**Extracted records**
=======
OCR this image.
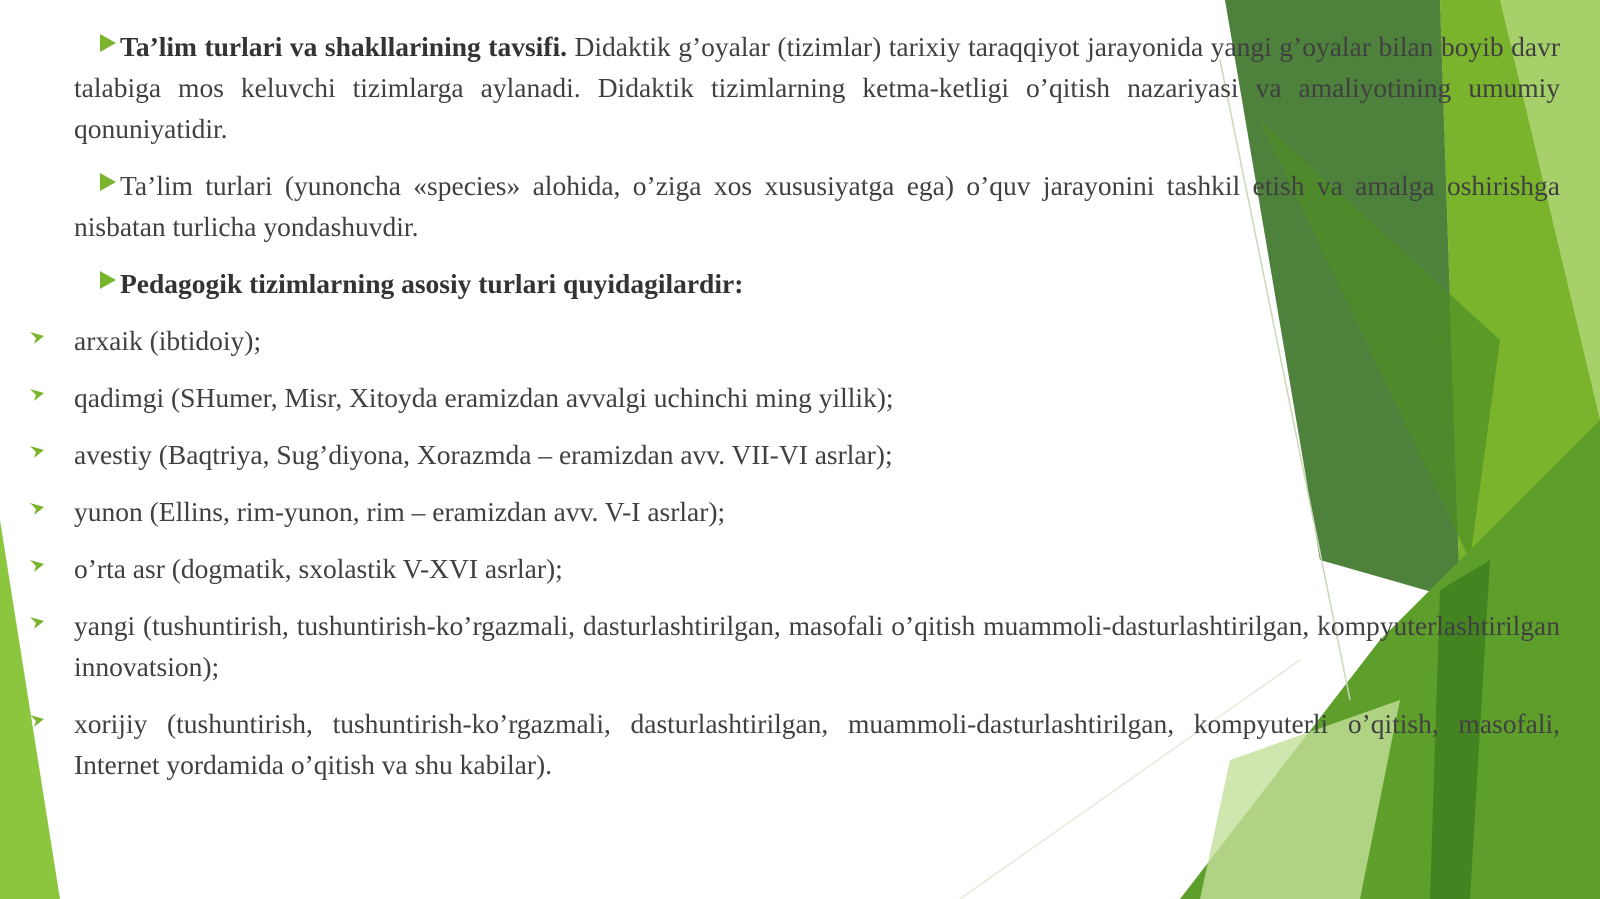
Ta’lim turlari va shakllarining tavsifi. Didaktik g’oyalar (tizimlar) tarixiy taraqqiyot jarayonida yangi g’oyalar bilan boyib davr talabiga mos keluvchi tizimlarga aylanadi. Didaktik tizimlarning ketma-ketligi o’qitish nazariyasi va amaliyotining umumiy qonuniyatidir.

Ta’lim turlari (yunoncha «species» alohida, o’ziga xos xususiyatga ega) o’quv jarayonini tashkil etish va amalga oshirishga nisbatan turlicha yondashuvdir.

Pedagogik tizimlarning asosiy turlari quyidagilardir:

arxaik (ibtidoiy);
qadimgi (SHumer, Misr, Xitoyda eramizdan avvalgi uchinchi ming yillik);
avestiy (Baqtriya, Sug’diyona, Xorazmda – eramizdan avv. VII-VI asrlar);
yunon (Ellins, rim-yunon, rim – eramizdan avv. V-I asrlar);
o’rta asr (dogmatik, sxolastik V-XVI asrlar);
yangi (tushuntirish, tushuntirish-ko’rgazmali, dasturlashtirilgan, masofali o’qitish muammoli-dasturlashtirilgan, kompyuterlashtirilgan innovatsion);
xorijiy (tushuntirish, tushuntirish-ko’rgazmali, dasturlashtirilgan, muammoli-dasturlashtirilgan, kompyuterli o’qitish, masofali, Internet yordamida o’qitish va shu kabilar).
=======
**Objective**
Copy out each line of the entries that holds "muammoli".

**Answer**
yangi (tushuntirish, tushuntirish-ko’rgazmali, dasturlashtirilgan, masofali o’qitish muammoli-dasturlashtirilgan, kompyuterlashtirilgan innovatsion);
xorijiy (tushuntirish, tushuntirish-ko’rgazmali, dasturlashtirilgan, muammoli-dasturlashtirilgan, kompyuterli o’qitish, masofali, Internet yordamida o’qitish va shu kabilar).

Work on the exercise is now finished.